Aim of the task
Extract each line of the data and write it out again exactly.
# # # #
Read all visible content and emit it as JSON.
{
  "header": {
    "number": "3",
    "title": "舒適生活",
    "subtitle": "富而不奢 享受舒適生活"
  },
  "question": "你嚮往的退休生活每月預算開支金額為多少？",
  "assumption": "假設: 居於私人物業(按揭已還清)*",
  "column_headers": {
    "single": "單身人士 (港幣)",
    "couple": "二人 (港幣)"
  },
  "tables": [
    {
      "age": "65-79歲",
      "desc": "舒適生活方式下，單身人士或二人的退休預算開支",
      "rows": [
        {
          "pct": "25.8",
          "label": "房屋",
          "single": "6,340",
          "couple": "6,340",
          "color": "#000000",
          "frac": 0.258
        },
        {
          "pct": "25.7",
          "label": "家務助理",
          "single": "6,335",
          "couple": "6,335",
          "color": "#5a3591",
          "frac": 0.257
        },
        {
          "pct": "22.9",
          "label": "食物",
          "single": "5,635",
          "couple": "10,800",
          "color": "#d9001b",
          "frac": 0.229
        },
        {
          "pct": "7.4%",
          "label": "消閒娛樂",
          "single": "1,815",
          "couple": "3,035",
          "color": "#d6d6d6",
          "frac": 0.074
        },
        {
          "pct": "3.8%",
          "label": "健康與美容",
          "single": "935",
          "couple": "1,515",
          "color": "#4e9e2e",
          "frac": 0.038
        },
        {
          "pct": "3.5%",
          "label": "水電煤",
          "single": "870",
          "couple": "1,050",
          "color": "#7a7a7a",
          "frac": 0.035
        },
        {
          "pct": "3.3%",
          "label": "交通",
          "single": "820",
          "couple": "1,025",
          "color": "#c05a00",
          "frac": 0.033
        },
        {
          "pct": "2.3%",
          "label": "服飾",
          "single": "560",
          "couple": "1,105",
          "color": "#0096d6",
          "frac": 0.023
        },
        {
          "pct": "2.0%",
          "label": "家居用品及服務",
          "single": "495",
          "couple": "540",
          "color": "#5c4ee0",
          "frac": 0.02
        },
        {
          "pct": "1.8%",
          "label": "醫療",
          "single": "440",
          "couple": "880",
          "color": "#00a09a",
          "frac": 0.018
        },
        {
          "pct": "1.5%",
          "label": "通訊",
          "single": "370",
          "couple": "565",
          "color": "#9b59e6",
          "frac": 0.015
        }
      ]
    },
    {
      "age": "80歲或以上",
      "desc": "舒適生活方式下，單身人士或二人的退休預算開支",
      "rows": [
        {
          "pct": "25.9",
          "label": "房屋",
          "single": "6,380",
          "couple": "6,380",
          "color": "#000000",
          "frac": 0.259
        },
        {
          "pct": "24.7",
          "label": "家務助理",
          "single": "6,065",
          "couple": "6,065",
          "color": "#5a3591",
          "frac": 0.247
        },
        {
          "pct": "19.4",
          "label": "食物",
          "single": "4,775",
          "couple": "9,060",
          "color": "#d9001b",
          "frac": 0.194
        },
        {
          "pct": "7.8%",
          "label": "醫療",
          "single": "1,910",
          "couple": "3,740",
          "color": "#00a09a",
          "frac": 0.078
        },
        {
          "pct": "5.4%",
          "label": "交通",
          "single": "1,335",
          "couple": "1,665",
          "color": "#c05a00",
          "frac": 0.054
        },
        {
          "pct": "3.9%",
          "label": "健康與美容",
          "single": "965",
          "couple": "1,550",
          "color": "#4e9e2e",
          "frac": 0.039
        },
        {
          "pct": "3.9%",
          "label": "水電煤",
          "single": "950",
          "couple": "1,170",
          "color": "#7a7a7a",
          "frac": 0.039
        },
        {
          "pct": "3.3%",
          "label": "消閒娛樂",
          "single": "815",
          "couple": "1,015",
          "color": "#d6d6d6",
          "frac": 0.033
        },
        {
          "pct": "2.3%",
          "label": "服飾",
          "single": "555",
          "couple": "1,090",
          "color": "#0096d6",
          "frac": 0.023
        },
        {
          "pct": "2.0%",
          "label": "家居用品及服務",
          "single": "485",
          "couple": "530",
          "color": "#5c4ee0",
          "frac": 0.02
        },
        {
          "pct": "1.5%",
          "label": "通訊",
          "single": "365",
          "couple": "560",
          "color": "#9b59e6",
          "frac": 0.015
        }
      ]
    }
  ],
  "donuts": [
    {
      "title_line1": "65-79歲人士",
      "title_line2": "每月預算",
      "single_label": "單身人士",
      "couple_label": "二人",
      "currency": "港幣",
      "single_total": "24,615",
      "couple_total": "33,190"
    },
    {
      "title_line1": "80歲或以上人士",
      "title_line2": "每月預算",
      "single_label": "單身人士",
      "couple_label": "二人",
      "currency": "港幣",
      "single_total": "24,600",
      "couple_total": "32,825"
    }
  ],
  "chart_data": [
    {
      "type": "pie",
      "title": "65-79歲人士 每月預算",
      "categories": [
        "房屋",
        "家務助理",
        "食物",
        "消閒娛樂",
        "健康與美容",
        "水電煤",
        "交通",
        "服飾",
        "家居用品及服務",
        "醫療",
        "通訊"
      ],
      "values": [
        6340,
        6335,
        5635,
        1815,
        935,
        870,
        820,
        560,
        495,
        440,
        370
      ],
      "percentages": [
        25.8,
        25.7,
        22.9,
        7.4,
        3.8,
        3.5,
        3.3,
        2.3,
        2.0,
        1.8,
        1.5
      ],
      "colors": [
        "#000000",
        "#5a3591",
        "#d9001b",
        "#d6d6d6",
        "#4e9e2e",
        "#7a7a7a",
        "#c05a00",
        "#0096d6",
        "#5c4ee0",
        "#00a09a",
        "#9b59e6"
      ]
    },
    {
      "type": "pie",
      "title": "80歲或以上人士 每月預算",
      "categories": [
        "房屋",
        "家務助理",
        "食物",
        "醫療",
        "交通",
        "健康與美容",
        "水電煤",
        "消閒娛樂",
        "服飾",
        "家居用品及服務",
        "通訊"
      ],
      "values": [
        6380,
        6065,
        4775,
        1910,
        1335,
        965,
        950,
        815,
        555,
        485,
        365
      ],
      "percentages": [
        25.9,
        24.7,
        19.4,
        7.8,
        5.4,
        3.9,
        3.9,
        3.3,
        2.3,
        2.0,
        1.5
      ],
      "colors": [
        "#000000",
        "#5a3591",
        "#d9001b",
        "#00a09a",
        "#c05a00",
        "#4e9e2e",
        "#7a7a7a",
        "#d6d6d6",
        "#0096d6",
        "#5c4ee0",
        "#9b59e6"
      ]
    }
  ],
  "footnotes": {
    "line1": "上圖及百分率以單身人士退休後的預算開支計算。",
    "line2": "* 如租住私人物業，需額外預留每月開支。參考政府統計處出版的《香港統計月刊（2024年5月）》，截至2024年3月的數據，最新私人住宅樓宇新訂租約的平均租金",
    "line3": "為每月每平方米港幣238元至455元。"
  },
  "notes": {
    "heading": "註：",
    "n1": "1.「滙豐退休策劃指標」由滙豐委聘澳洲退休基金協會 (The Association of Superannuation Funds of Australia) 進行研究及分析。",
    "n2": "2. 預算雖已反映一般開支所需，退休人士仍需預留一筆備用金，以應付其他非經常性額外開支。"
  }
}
# # # #
The response
Read all visible content and emit it as JSON.
{
  "header": {
    "number": "3",
    "title": "舒適生活",
    "subtitle": "富而不奢 享受舒適生活"
  },
  "question": "你嚮往的退休生活每月預算開支金額為多少？",
  "assumption": "假設: 居於私人物業(按揭已還清)*",
  "column_headers": {
    "single": "單身人士 (港幣)",
    "couple": "二人 (港幣)"
  },
  "tables": [
    {
      "age": "65-79歲",
      "desc": "舒適生活方式下，單身人士或二人的退休預算開支",
      "rows": [
        {
          "pct": "25.8",
          "label": "房屋",
          "single": "6,340",
          "couple": "6,340",
          "color": "#000000",
          "frac": 0.258
        },
        {
          "pct": "25.7",
          "label": "家務助理",
          "single": "6,335",
          "couple": "6,335",
          "color": "#5a3591",
          "frac": 0.257
        },
        {
          "pct": "22.9",
          "label": "食物",
          "single": "5,635",
          "couple": "10,800",
          "color": "#d9001b",
          "frac": 0.229
        },
        {
          "pct": "7.4%",
          "label": "消閒娛樂",
          "single": "1,815",
          "couple": "3,035",
          "color": "#d6d6d6",
          "frac": 0.074
        },
        {
          "pct": "3.8%",
          "label": "健康與美容",
          "single": "935",
          "couple": "1,515",
          "color": "#4e9e2e",
          "frac": 0.038
        },
        {
          "pct": "3.5%",
          "label": "水電煤",
          "single": "870",
          "couple": "1,050",
          "color": "#7a7a7a",
          "frac": 0.035
        },
        {
          "pct": "3.3%",
          "label": "交通",
          "single": "820",
          "couple": "1,025",
          "color": "#c05a00",
          "frac": 0.033
        },
        {
          "pct": "2.3%",
          "label": "服飾",
          "single": "560",
          "couple": "1,105",
          "color": "#0096d6",
          "frac": 0.023
        },
        {
          "pct": "2.0%",
          "label": "家居用品及服務",
          "single": "495",
          "couple": "540",
          "color": "#5c4ee0",
          "frac": 0.02
        },
        {
          "pct": "1.8%",
          "label": "醫療",
          "single": "440",
          "couple": "880",
          "color": "#00a09a",
          "frac": 0.018
        },
        {
          "pct": "1.5%",
          "label": "通訊",
          "single": "370",
          "couple": "565",
          "color": "#9b59e6",
          "frac": 0.015
        }
      ]
    },
    {
      "age": "80歲或以上",
      "desc": "舒適生活方式下，單身人士或二人的退休預算開支",
      "rows": [
        {
          "pct": "25.9",
          "label": "房屋",
          "single": "6,380",
          "couple": "6,380",
          "color": "#000000",
          "frac": 0.259
        },
        {
          "pct": "24.7",
          "label": "家務助理",
          "single": "6,065",
          "couple": "6,065",
          "color": "#5a3591",
          "frac": 0.247
        },
        {
          "pct": "19.4",
          "label": "食物",
          "single": "4,775",
          "couple": "9,060",
          "color": "#d9001b",
          "frac": 0.194
        },
        {
          "pct": "7.8%",
          "label": "醫療",
          "single": "1,910",
          "couple": "3,740",
          "color": "#00a09a",
          "frac": 0.078
        },
        {
          "pct": "5.4%",
          "label": "交通",
          "single": "1,335",
          "couple": "1,665",
          "color": "#c05a00",
          "frac": 0.054
        },
        {
          "pct": "3.9%",
          "label": "健康與美容",
          "single": "965",
          "couple": "1,550",
          "color": "#4e9e2e",
          "frac": 0.039
        },
        {
          "pct": "3.9%",
          "label": "水電煤",
          "single": "950",
          "couple": "1,170",
          "color": "#7a7a7a",
          "frac": 0.039
        },
        {
          "pct": "3.3%",
          "label": "消閒娛樂",
          "single": "815",
          "couple": "1,015",
          "color": "#d6d6d6",
          "frac": 0.033
        },
        {
          "pct": "2.3%",
          "label": "服飾",
          "single": "555",
          "couple": "1,090",
          "color": "#0096d6",
          "frac": 0.023
        },
        {
          "pct": "2.0%",
          "label": "家居用品及服務",
          "single": "485",
          "couple": "530",
          "color": "#5c4ee0",
          "frac": 0.02
        },
        {
          "pct": "1.5%",
          "label": "通訊",
          "single": "365",
          "couple": "560",
          "color": "#9b59e6",
          "frac": 0.015
        }
      ]
    }
  ],
  "donuts": [
    {
      "title_line1": "65-79歲人士",
      "title_line2": "每月預算",
      "single_label": "單身人士",
      "couple_label": "二人",
      "currency": "港幣",
      "single_total": "24,615",
      "couple_total": "33,190"
    },
    {
      "title_line1": "80歲或以上人士",
      "title_line2": "每月預算",
      "single_label": "單身人士",
      "couple_label": "二人",
      "currency": "港幣",
      "single_total": "24,600",
      "couple_total": "32,825"
    }
  ],
  "chart_data": [
    {
      "type": "pie",
      "title": "65-79歲人士 每月預算",
      "categories": [
        "房屋",
        "家務助理",
        "食物",
        "消閒娛樂",
        "健康與美容",
        "水電煤",
        "交通",
        "服飾",
        "家居用品及服務",
        "醫療",
        "通訊"
      ],
      "values": [
        6340,
        6335,
        5635,
        1815,
        935,
        870,
        820,
        560,
        495,
        440,
        370
      ],
      "percentages": [
        25.8,
        25.7,
        22.9,
        7.4,
        3.8,
        3.5,
        3.3,
        2.3,
        2.0,
        1.8,
        1.5
      ],
      "colors": [
        "#000000",
        "#5a3591",
        "#d9001b",
        "#d6d6d6",
        "#4e9e2e",
        "#7a7a7a",
        "#c05a00",
        "#0096d6",
        "#5c4ee0",
        "#00a09a",
        "#9b59e6"
      ]
    },
    {
      "type": "pie",
      "title": "80歲或以上人士 每月預算",
      "categories": [
        "房屋",
        "家務助理",
        "食物",
        "醫療",
        "交通",
        "健康與美容",
        "水電煤",
        "消閒娛樂",
        "服飾",
        "家居用品及服務",
        "通訊"
      ],
      "values": [
        6380,
        6065,
        4775,
        1910,
        1335,
        965,
        950,
        815,
        555,
        485,
        365
      ],
      "percentages": [
        25.9,
        24.7,
        19.4,
        7.8,
        5.4,
        3.9,
        3.9,
        3.3,
        2.3,
        2.0,
        1.5
      ],
      "colors": [
        "#000000",
        "#5a3591",
        "#d9001b",
        "#00a09a",
        "#c05a00",
        "#4e9e2e",
        "#7a7a7a",
        "#d6d6d6",
        "#0096d6",
        "#5c4ee0",
        "#9b59e6"
      ]
    }
  ],
  "footnotes": {
    "line1": "上圖及百分率以單身人士退休後的預算開支計算。",
    "line2": "* 如租住私人物業，需額外預留每月開支。參考政府統計處出版的《香港統計月刊（2024年5月）》，截至2024年3月的數據，最新私人住宅樓宇新訂租約的平均租金",
    "line3": "為每月每平方米港幣238元至455元。"
  },
  "notes": {
    "heading": "註：",
    "n1": "1.「滙豐退休策劃指標」由滙豐委聘澳洲退休基金協會 (The Association of Superannuation Funds of Australia) 進行研究及分析。",
    "n2": "2. 預算雖已反映一般開支所需，退休人士仍需預留一筆備用金，以應付其他非經常性額外開支。"
  }
}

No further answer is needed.